┌────────
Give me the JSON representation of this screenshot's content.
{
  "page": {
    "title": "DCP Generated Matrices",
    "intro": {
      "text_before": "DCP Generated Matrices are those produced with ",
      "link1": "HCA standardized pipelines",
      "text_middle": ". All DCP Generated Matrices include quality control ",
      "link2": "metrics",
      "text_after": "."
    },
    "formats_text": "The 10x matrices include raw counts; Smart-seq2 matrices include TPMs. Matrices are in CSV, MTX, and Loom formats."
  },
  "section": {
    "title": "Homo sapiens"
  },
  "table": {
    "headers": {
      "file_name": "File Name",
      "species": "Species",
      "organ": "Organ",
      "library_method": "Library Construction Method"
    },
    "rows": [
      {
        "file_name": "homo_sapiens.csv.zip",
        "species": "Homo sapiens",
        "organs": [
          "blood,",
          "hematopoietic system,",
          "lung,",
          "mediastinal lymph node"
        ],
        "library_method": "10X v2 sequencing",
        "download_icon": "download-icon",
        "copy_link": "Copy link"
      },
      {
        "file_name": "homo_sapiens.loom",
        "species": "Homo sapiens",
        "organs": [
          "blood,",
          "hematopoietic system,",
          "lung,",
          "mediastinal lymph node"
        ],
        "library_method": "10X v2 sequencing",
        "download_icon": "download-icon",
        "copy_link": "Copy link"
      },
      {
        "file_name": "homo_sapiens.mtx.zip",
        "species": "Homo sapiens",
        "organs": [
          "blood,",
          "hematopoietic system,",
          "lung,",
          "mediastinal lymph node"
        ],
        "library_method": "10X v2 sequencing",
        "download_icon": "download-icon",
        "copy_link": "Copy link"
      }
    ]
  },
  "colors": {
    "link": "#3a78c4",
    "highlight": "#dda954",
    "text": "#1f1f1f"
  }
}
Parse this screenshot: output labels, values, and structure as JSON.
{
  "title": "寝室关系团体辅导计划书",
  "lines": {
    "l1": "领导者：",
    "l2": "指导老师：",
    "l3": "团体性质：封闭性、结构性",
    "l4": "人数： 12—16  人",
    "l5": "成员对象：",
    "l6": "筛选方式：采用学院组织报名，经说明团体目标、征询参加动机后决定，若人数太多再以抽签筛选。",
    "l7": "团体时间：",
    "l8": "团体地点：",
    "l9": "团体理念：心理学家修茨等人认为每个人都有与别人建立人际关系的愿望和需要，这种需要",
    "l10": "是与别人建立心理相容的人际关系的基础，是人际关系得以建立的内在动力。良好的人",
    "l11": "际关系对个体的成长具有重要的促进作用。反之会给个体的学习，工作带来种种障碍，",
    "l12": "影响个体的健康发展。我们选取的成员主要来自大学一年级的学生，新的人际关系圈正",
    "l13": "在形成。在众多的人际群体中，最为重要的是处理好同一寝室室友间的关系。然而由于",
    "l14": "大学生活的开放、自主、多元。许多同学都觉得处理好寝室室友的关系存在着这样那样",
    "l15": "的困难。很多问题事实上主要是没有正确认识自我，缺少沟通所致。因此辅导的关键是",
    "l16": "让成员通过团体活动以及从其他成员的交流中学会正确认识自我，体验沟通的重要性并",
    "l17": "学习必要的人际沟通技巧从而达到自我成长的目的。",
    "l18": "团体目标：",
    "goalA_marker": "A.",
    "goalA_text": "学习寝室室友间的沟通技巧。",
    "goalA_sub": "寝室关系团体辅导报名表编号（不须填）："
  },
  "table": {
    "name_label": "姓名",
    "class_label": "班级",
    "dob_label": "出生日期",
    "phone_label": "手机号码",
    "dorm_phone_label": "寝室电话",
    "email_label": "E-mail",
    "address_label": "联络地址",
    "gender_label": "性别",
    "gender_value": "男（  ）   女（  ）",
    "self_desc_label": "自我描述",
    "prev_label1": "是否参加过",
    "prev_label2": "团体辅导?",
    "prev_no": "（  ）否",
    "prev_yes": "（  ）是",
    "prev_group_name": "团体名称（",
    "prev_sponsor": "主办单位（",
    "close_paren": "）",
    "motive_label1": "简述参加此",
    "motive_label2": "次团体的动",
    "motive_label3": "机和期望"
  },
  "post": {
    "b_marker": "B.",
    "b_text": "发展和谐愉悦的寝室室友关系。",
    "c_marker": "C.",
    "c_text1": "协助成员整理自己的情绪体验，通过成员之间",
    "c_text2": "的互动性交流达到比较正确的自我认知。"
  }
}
└────────
## What you have to do
Set down the material above again, word for word.

## Answer in full
Give me the JSON representation of this screenshot's content.
{
  "page": {
    "title": "DCP Generated Matrices",
    "intro": {
      "text_before": "DCP Generated Matrices are those produced with ",
      "link1": "HCA standardized pipelines",
      "text_middle": ". All DCP Generated Matrices include quality control ",
      "link2": "metrics",
      "text_after": "."
    },
    "formats_text": "The 10x matrices include raw counts; Smart-seq2 matrices include TPMs. Matrices are in CSV, MTX, and Loom formats."
  },
  "section": {
    "title": "Homo sapiens"
  },
  "table": {
    "headers": {
      "file_name": "File Name",
      "species": "Species",
      "organ": "Organ",
      "library_method": "Library Construction Method"
    },
    "rows": [
      {
        "file_name": "homo_sapiens.csv.zip",
        "species": "Homo sapiens",
        "organs": [
          "blood,",
          "hematopoietic system,",
          "lung,",
          "mediastinal lymph node"
        ],
        "library_method": "10X v2 sequencing",
        "download_icon": "download-icon",
        "copy_link": "Copy link"
      },
      {
        "file_name": "homo_sapiens.loom",
        "species": "Homo sapiens",
        "organs": [
          "blood,",
          "hematopoietic system,",
          "lung,",
          "mediastinal lymph node"
        ],
        "library_method": "10X v2 sequencing",
        "download_icon": "download-icon",
        "copy_link": "Copy link"
      },
      {
        "file_name": "homo_sapiens.mtx.zip",
        "species": "Homo sapiens",
        "organs": [
          "blood,",
          "hematopoietic system,",
          "lung,",
          "mediastinal lymph node"
        ],
        "library_method": "10X v2 sequencing",
        "download_icon": "download-icon",
        "copy_link": "Copy link"
      }
    ]
  },
  "colors": {
    "link": "#3a78c4",
    "highlight": "#dda954",
    "text": "#1f1f1f"
  }
}
Parse this screenshot: output labels, values, and structure as JSON.
{
  "title": "寝室关系团体辅导计划书",
  "lines": {
    "l1": "领导者：",
    "l2": "指导老师：",
    "l3": "团体性质：封闭性、结构性",
    "l4": "人数： 12—16  人",
    "l5": "成员对象：",
    "l6": "筛选方式：采用学院组织报名，经说明团体目标、征询参加动机后决定，若人数太多再以抽签筛选。",
    "l7": "团体时间：",
    "l8": "团体地点：",
    "l9": "团体理念：心理学家修茨等人认为每个人都有与别人建立人际关系的愿望和需要，这种需要",
    "l10": "是与别人建立心理相容的人际关系的基础，是人际关系得以建立的内在动力。良好的人",
    "l11": "际关系对个体的成长具有重要的促进作用。反之会给个体的学习，工作带来种种障碍，",
    "l12": "影响个体的健康发展。我们选取的成员主要来自大学一年级的学生，新的人际关系圈正",
    "l13": "在形成。在众多的人际群体中，最为重要的是处理好同一寝室室友间的关系。然而由于",
    "l14": "大学生活的开放、自主、多元。许多同学都觉得处理好寝室室友的关系存在着这样那样",
    "l15": "的困难。很多问题事实上主要是没有正确认识自我，缺少沟通所致。因此辅导的关键是",
    "l16": "让成员通过团体活动以及从其他成员的交流中学会正确认识自我，体验沟通的重要性并",
    "l17": "学习必要的人际沟通技巧从而达到自我成长的目的。",
    "l18": "团体目标：",
    "goalA_marker": "A.",
    "goalA_text": "学习寝室室友间的沟通技巧。",
    "goalA_sub": "寝室关系团体辅导报名表编号（不须填）："
  },
  "table": {
    "name_label": "姓名",
    "class_label": "班级",
    "dob_label": "出生日期",
    "phone_label": "手机号码",
    "dorm_phone_label": "寝室电话",
    "email_label": "E-mail",
    "address_label": "联络地址",
    "gender_label": "性别",
    "gender_value": "男（  ）   女（  ）",
    "self_desc_label": "自我描述",
    "prev_label1": "是否参加过",
    "prev_label2": "团体辅导?",
    "prev_no": "（  ）否",
    "prev_yes": "（  ）是",
    "prev_group_name": "团体名称（",
    "prev_sponsor": "主办单位（",
    "close_paren": "）",
    "motive_label1": "简述参加此",
    "motive_label2": "次团体的动",
    "motive_label3": "机和期望"
  },
  "post": {
    "b_marker": "B.",
    "b_text": "发展和谐愉悦的寝室室友关系。",
    "c_marker": "C.",
    "c_text1": "协助成员整理自己的情绪体验，通过成员之间",
    "c_text2": "的互动性交流达到比较正确的自我认知。"
  }
}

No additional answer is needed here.